Below are some entries. Output each one exactly as it appears.

↓

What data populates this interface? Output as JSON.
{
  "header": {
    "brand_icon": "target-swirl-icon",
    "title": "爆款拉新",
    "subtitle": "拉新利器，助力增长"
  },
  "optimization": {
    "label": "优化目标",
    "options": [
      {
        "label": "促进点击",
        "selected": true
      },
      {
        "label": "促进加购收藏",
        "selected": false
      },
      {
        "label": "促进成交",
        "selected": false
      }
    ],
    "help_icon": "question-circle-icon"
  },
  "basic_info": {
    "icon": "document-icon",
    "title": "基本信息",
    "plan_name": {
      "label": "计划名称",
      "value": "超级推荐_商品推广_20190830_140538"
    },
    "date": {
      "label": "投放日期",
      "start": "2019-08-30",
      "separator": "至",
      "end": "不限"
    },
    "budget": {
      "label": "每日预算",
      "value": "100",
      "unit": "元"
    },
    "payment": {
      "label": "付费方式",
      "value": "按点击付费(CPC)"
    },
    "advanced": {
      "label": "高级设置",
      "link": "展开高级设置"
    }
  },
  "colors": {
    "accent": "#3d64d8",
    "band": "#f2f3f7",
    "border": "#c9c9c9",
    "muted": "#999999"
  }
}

↑

**Solution to this task**
What data populates this interface? Output as JSON.
{
  "header": {
    "brand_icon": "target-swirl-icon",
    "title": "爆款拉新",
    "subtitle": "拉新利器，助力增长"
  },
  "optimization": {
    "label": "优化目标",
    "options": [
      {
        "label": "促进点击",
        "selected": true
      },
      {
        "label": "促进加购收藏",
        "selected": false
      },
      {
        "label": "促进成交",
        "selected": false
      }
    ],
    "help_icon": "question-circle-icon"
  },
  "basic_info": {
    "icon": "document-icon",
    "title": "基本信息",
    "plan_name": {
      "label": "计划名称",
      "value": "超级推荐_商品推广_20190830_140538"
    },
    "date": {
      "label": "投放日期",
      "start": "2019-08-30",
      "separator": "至",
      "end": "不限"
    },
    "budget": {
      "label": "每日预算",
      "value": "100",
      "unit": "元"
    },
    "payment": {
      "label": "付费方式",
      "value": "按点击付费(CPC)"
    },
    "advanced": {
      "label": "高级设置",
      "link": "展开高级设置"
    }
  },
  "colors": {
    "accent": "#3d64d8",
    "band": "#f2f3f7",
    "border": "#c9c9c9",
    "muted": "#999999"
  }
}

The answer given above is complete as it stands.